- Written request: Please return the full listing below without altering anything.

**** Records provided

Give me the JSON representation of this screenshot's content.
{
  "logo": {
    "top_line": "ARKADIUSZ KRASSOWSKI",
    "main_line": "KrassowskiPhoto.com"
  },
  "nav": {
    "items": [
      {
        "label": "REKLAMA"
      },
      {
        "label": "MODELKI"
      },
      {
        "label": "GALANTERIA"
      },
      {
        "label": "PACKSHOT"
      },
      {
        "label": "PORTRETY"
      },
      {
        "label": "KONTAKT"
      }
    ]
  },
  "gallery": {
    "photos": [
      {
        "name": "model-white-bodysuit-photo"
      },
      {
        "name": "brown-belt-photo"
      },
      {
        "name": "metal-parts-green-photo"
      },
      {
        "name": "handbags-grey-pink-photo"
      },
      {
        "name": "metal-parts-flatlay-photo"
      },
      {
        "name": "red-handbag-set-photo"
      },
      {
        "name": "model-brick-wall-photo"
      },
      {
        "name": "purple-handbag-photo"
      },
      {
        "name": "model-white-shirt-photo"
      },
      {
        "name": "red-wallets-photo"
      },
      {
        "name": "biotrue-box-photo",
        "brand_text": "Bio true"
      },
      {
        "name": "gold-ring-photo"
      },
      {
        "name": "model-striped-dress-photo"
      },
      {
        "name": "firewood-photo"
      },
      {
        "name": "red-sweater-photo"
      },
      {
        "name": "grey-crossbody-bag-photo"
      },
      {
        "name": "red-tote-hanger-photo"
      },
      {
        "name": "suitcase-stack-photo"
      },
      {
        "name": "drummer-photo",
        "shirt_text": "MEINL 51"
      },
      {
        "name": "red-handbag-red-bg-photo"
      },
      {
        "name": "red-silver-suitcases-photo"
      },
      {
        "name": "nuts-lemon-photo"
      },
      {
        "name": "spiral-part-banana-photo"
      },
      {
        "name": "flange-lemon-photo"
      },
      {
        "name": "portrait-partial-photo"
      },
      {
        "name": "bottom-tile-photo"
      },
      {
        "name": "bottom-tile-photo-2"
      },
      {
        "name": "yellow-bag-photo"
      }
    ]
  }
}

********

- Exercise solution:
Give me the JSON representation of this screenshot's content.
{
  "logo": {
    "top_line": "ARKADIUSZ KRASSOWSKI",
    "main_line": "KrassowskiPhoto.com"
  },
  "nav": {
    "items": [
      {
        "label": "REKLAMA"
      },
      {
        "label": "MODELKI"
      },
      {
        "label": "GALANTERIA"
      },
      {
        "label": "PACKSHOT"
      },
      {
        "label": "PORTRETY"
      },
      {
        "label": "KONTAKT"
      }
    ]
  },
  "gallery": {
    "photos": [
      {
        "name": "model-white-bodysuit-photo"
      },
      {
        "name": "brown-belt-photo"
      },
      {
        "name": "metal-parts-green-photo"
      },
      {
        "name": "handbags-grey-pink-photo"
      },
      {
        "name": "metal-parts-flatlay-photo"
      },
      {
        "name": "red-handbag-set-photo"
      },
      {
        "name": "model-brick-wall-photo"
      },
      {
        "name": "purple-handbag-photo"
      },
      {
        "name": "model-white-shirt-photo"
      },
      {
        "name": "red-wallets-photo"
      },
      {
        "name": "biotrue-box-photo",
        "brand_text": "Bio true"
      },
      {
        "name": "gold-ring-photo"
      },
      {
        "name": "model-striped-dress-photo"
      },
      {
        "name": "firewood-photo"
      },
      {
        "name": "red-sweater-photo"
      },
      {
        "name": "grey-crossbody-bag-photo"
      },
      {
        "name": "red-tote-hanger-photo"
      },
      {
        "name": "suitcase-stack-photo"
      },
      {
        "name": "drummer-photo",
        "shirt_text": "MEINL 51"
      },
      {
        "name": "red-handbag-red-bg-photo"
      },
      {
        "name": "red-silver-suitcases-photo"
      },
      {
        "name": "nuts-lemon-photo"
      },
      {
        "name": "spiral-part-banana-photo"
      },
      {
        "name": "flange-lemon-photo"
      },
      {
        "name": "portrait-partial-photo"
      },
      {
        "name": "bottom-tile-photo"
      },
      {
        "name": "bottom-tile-photo-2"
      },
      {
        "name": "yellow-bag-photo"
      }
    ]
  }
}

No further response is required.